==== The input ====

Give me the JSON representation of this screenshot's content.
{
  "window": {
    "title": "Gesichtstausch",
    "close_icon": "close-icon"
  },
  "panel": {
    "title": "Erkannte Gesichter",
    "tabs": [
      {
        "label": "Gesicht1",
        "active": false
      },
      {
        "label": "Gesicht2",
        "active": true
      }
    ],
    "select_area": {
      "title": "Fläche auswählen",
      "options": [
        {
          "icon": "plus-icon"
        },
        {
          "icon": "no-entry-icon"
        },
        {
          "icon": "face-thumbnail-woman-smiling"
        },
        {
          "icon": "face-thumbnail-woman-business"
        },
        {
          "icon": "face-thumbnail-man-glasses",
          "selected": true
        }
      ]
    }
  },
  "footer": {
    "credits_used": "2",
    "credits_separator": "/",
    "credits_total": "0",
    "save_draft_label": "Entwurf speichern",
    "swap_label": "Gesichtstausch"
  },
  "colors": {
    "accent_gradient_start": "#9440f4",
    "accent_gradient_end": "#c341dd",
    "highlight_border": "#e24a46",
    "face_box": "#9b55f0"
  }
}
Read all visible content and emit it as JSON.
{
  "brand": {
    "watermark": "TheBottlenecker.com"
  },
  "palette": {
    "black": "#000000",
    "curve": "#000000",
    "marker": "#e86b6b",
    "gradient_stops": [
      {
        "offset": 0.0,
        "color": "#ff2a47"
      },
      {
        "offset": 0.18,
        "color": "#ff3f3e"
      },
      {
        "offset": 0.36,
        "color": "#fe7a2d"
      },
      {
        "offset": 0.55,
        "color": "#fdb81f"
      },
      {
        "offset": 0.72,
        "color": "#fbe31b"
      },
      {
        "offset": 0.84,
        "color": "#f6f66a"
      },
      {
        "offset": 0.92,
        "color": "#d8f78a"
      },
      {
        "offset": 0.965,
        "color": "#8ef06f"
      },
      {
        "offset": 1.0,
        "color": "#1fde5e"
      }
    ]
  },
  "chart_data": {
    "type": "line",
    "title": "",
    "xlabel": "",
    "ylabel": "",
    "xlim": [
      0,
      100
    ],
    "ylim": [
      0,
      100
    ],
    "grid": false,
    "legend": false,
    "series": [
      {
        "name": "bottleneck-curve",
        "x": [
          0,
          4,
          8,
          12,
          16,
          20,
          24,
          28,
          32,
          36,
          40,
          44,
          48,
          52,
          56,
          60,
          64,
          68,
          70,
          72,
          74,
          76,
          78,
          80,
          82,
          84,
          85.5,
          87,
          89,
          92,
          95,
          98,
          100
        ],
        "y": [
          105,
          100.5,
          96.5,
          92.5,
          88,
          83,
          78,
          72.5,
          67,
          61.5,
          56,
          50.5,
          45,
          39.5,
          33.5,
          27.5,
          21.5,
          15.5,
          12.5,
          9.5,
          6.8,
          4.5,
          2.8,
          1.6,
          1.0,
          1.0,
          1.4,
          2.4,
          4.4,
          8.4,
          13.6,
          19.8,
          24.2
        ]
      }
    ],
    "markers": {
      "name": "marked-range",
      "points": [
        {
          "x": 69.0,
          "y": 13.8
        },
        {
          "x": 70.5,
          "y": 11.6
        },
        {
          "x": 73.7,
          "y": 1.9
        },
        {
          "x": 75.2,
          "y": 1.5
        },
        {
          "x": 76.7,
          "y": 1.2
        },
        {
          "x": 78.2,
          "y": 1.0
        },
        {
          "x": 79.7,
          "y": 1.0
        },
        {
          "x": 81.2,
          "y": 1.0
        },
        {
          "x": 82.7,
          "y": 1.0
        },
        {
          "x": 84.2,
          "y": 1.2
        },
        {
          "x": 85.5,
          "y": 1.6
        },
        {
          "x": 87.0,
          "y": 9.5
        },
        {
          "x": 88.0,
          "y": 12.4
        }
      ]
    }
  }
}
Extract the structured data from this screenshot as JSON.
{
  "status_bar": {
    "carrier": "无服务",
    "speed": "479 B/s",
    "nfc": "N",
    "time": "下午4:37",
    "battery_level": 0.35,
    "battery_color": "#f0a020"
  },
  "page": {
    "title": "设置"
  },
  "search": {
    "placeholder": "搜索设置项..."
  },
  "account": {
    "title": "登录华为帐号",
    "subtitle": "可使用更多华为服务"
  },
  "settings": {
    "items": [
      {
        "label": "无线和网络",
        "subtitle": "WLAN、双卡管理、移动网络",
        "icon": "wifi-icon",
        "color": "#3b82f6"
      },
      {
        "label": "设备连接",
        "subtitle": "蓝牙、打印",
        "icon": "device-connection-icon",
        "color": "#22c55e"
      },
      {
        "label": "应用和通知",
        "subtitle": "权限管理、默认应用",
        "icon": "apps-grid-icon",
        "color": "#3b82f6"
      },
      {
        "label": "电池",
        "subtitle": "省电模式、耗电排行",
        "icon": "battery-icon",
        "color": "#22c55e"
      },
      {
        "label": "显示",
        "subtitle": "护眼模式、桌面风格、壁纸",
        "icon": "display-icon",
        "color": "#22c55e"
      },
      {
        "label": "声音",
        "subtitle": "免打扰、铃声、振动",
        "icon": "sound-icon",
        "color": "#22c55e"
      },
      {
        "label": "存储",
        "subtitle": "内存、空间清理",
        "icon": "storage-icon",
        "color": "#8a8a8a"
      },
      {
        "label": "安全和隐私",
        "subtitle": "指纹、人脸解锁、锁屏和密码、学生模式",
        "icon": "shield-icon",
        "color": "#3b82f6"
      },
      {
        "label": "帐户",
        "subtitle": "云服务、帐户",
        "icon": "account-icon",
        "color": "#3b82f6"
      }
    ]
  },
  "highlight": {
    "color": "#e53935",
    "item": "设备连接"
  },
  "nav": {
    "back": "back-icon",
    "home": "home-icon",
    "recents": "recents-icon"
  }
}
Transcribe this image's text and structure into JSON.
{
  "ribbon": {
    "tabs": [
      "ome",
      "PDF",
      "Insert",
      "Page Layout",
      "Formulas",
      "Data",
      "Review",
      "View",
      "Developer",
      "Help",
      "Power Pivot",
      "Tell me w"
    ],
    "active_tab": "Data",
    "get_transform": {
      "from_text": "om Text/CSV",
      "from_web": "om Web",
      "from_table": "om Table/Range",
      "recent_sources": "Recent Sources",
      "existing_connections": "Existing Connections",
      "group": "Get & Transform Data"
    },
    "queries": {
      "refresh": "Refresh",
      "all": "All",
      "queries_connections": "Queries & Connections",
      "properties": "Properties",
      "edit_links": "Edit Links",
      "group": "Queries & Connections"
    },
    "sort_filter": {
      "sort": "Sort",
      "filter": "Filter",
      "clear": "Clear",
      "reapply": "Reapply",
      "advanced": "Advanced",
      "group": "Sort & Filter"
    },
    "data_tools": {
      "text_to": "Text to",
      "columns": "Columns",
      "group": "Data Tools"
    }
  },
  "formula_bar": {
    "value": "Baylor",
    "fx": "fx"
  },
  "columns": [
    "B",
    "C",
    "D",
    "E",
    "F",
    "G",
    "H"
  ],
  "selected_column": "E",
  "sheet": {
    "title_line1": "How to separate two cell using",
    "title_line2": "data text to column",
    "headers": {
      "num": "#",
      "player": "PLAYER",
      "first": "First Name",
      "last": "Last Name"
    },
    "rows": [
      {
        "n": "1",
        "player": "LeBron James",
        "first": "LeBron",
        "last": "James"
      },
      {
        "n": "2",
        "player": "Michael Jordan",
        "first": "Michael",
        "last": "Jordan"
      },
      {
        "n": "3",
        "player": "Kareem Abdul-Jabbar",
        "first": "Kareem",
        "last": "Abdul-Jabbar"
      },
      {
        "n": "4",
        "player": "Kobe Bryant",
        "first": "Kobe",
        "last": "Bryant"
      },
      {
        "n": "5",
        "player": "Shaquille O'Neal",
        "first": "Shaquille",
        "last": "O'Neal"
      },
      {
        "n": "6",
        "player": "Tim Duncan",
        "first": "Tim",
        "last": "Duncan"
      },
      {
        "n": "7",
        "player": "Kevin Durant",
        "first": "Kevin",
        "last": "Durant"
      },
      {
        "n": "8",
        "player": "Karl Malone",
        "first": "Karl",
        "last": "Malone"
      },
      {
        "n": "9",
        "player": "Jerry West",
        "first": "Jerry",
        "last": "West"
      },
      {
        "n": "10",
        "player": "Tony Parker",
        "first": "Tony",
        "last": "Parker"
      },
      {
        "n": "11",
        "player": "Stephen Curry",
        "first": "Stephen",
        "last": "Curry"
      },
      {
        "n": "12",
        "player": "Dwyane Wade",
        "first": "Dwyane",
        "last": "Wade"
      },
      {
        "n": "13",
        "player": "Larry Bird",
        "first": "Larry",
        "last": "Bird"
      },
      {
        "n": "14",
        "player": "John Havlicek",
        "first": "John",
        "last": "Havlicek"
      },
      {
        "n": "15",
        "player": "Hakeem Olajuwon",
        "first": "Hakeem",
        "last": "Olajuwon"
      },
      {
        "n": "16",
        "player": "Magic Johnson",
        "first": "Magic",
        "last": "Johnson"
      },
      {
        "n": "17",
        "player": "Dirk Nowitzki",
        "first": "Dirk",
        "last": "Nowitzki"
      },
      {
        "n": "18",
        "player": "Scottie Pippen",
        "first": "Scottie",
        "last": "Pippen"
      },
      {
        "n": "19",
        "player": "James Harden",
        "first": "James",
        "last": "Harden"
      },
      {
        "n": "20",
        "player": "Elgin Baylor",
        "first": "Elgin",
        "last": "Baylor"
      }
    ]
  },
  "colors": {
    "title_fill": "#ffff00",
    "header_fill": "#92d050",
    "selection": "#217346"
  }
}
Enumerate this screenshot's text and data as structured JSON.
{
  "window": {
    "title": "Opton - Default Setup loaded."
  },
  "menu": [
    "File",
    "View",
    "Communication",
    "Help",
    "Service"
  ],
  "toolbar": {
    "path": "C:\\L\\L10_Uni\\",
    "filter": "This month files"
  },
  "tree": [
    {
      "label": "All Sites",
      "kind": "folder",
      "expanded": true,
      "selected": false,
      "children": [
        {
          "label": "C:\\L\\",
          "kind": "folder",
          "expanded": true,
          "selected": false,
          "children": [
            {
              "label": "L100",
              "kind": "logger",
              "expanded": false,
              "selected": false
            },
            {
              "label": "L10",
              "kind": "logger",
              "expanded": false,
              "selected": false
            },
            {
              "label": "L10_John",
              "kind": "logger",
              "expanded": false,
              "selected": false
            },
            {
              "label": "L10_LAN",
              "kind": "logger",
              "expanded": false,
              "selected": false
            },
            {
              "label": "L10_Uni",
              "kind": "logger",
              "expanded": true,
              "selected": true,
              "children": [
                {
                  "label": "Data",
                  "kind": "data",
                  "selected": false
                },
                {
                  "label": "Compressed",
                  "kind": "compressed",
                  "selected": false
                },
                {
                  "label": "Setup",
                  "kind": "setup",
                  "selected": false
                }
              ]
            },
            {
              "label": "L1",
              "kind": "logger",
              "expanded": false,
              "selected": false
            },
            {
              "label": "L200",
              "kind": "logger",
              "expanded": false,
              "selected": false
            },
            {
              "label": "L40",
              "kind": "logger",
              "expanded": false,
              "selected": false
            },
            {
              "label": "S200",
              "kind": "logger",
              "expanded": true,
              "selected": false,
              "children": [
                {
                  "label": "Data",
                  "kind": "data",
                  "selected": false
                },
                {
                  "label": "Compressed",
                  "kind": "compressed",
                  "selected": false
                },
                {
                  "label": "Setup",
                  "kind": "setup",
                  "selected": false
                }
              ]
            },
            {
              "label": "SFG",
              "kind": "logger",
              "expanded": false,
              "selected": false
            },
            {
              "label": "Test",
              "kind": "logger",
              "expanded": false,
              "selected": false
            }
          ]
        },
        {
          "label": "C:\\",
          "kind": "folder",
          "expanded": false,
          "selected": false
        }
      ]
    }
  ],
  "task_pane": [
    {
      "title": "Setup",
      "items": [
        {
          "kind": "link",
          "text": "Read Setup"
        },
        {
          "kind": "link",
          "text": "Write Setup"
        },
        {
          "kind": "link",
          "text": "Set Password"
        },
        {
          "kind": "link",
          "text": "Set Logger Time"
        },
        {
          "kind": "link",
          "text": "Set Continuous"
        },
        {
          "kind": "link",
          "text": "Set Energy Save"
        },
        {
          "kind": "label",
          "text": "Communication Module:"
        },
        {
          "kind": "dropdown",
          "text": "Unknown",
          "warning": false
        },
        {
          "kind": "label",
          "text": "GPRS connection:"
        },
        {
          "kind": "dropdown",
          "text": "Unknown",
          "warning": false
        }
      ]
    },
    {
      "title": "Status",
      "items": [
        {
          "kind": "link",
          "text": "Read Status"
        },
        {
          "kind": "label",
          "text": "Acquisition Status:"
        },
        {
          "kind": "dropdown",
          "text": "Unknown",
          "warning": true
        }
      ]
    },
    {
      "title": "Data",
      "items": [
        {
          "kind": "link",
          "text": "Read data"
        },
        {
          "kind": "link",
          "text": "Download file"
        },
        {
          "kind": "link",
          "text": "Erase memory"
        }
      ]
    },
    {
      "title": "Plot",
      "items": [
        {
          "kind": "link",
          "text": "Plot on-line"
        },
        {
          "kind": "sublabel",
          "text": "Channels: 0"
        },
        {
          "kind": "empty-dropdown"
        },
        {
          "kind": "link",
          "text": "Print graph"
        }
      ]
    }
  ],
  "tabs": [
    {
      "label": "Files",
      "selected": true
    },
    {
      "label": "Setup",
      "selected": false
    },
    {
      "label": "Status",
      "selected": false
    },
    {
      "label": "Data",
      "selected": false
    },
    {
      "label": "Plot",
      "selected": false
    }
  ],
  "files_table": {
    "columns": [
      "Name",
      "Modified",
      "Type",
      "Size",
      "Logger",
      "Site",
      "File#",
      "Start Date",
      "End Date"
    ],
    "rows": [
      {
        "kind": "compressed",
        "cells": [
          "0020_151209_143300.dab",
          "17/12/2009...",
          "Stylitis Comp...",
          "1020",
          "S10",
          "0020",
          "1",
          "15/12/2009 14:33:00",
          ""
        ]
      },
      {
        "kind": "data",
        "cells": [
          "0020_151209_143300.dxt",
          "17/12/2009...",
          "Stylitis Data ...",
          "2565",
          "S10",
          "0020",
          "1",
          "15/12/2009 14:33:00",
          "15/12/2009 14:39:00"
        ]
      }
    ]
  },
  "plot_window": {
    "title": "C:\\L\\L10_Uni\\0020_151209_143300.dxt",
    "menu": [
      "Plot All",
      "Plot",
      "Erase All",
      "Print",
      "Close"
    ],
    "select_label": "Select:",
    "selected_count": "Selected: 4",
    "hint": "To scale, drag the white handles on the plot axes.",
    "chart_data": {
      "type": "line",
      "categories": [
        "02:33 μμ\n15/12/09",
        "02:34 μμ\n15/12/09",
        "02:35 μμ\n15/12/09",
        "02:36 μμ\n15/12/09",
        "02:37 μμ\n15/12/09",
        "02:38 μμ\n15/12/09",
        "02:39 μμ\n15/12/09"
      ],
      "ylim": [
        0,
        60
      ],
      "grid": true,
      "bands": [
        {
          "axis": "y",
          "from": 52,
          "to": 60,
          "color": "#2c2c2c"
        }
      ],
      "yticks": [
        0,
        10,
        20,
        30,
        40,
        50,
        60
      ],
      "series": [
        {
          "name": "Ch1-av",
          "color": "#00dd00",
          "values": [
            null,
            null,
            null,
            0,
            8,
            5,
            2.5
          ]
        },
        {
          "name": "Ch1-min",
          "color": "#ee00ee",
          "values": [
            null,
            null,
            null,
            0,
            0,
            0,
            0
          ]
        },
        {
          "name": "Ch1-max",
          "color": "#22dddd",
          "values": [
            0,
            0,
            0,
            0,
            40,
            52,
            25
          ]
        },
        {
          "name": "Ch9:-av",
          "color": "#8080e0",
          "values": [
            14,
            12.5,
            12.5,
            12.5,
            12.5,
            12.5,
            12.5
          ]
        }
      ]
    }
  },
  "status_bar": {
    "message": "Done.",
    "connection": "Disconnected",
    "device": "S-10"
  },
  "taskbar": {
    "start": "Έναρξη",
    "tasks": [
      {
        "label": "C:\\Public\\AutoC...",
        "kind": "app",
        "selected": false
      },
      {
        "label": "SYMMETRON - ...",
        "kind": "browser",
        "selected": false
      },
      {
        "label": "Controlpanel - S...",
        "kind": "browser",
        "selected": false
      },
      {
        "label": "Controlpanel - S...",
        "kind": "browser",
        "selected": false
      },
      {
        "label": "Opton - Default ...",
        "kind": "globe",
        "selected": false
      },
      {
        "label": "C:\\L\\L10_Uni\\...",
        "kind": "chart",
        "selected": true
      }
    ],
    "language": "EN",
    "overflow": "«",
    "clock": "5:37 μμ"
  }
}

====

**Work instructions:** Where a line contains "Default", copy that line.

**Exercise result:**
    "title": "Opton - Default Setup loaded."
        "label": "Opton - Default ...",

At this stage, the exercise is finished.